Part of a data file.
--- --- ---

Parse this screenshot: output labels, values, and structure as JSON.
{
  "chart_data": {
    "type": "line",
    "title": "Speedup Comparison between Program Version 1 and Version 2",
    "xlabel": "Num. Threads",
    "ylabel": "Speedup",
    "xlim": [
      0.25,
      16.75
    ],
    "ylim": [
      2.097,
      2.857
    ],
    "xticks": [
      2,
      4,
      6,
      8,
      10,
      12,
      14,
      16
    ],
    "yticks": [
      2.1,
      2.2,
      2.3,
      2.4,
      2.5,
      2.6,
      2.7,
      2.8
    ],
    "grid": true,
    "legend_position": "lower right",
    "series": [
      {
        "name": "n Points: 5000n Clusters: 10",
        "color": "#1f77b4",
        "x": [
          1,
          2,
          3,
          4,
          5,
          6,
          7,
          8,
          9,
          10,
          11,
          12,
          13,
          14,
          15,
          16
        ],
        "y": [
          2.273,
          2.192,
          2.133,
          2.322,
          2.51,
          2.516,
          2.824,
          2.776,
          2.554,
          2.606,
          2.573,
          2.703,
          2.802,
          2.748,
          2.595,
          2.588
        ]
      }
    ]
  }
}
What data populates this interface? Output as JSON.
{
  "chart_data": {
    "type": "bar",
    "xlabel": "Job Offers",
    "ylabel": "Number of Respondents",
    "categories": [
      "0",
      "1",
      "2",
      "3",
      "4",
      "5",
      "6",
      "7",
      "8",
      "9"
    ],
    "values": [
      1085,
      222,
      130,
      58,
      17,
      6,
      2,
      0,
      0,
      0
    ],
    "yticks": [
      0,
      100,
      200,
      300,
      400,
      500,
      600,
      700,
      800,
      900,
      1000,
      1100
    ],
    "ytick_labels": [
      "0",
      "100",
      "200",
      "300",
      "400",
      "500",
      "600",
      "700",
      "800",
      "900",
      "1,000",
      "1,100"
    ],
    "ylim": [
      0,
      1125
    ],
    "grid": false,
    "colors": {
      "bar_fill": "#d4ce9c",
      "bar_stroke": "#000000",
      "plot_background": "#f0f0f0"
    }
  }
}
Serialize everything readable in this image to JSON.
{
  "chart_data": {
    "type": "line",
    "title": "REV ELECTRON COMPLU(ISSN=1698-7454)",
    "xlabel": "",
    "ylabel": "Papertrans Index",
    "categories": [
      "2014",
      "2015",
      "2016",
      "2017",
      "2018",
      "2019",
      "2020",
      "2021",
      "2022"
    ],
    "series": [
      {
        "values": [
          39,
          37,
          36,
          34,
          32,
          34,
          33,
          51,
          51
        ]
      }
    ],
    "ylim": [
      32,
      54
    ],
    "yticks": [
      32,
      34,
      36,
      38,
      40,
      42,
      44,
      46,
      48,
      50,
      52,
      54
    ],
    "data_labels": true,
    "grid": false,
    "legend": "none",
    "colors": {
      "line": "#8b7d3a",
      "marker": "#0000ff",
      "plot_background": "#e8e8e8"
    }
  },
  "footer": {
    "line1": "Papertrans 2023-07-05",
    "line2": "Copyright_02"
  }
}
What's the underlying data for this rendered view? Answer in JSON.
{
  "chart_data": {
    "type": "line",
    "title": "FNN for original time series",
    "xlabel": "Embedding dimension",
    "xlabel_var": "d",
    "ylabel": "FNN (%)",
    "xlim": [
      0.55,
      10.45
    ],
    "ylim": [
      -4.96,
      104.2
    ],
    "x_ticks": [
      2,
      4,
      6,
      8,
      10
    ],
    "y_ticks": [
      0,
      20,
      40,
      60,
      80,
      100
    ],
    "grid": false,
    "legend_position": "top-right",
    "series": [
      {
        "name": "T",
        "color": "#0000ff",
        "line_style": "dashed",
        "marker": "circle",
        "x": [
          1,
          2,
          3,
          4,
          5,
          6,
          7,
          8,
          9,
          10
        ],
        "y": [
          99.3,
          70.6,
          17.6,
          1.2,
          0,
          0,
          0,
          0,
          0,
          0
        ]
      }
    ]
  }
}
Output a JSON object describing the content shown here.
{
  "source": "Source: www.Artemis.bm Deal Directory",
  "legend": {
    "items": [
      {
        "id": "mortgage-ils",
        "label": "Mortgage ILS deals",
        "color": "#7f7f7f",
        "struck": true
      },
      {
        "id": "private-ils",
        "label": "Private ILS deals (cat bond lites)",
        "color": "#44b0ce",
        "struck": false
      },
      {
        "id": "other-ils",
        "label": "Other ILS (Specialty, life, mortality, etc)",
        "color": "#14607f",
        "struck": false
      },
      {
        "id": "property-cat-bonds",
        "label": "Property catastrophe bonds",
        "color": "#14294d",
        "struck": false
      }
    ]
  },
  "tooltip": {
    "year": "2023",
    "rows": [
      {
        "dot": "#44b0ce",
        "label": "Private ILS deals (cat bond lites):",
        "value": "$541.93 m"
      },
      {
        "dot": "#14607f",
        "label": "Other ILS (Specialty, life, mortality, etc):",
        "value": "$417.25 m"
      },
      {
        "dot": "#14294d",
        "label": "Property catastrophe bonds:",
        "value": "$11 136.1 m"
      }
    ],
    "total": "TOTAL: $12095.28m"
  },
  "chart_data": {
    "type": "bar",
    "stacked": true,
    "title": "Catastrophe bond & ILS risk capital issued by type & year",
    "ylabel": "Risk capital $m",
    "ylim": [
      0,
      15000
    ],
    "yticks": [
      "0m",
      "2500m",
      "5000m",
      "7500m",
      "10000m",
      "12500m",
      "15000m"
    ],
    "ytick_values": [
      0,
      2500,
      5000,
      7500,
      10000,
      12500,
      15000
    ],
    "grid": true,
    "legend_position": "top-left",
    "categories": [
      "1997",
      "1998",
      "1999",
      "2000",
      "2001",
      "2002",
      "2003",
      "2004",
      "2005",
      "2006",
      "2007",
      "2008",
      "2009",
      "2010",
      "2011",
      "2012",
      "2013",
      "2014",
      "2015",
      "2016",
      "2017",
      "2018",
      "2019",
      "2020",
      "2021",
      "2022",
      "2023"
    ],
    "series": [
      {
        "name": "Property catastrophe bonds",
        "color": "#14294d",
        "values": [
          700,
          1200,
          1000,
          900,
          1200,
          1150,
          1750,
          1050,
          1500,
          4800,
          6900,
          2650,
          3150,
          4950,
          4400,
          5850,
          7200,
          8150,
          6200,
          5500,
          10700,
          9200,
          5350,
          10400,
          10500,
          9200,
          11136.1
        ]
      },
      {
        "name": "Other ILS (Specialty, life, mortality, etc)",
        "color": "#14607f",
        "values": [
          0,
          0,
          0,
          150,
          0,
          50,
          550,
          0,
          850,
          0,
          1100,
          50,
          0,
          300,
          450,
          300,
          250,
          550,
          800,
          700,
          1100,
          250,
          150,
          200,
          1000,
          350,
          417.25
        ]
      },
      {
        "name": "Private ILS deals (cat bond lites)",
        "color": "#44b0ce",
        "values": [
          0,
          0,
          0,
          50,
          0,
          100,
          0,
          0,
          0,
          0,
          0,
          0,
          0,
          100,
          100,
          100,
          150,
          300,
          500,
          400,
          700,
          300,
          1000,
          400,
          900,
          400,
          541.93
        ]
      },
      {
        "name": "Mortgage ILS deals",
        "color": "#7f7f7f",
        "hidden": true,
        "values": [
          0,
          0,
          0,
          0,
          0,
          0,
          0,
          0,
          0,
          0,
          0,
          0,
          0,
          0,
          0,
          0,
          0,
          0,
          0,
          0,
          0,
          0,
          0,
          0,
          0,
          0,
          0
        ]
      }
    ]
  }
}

--- --- ---

What is asked. Pull out every line of the records that includes the string "year".

Exercise answer.
    "year": "2023",
    "title": "Catastrophe bond & ILS risk capital issued by type & year",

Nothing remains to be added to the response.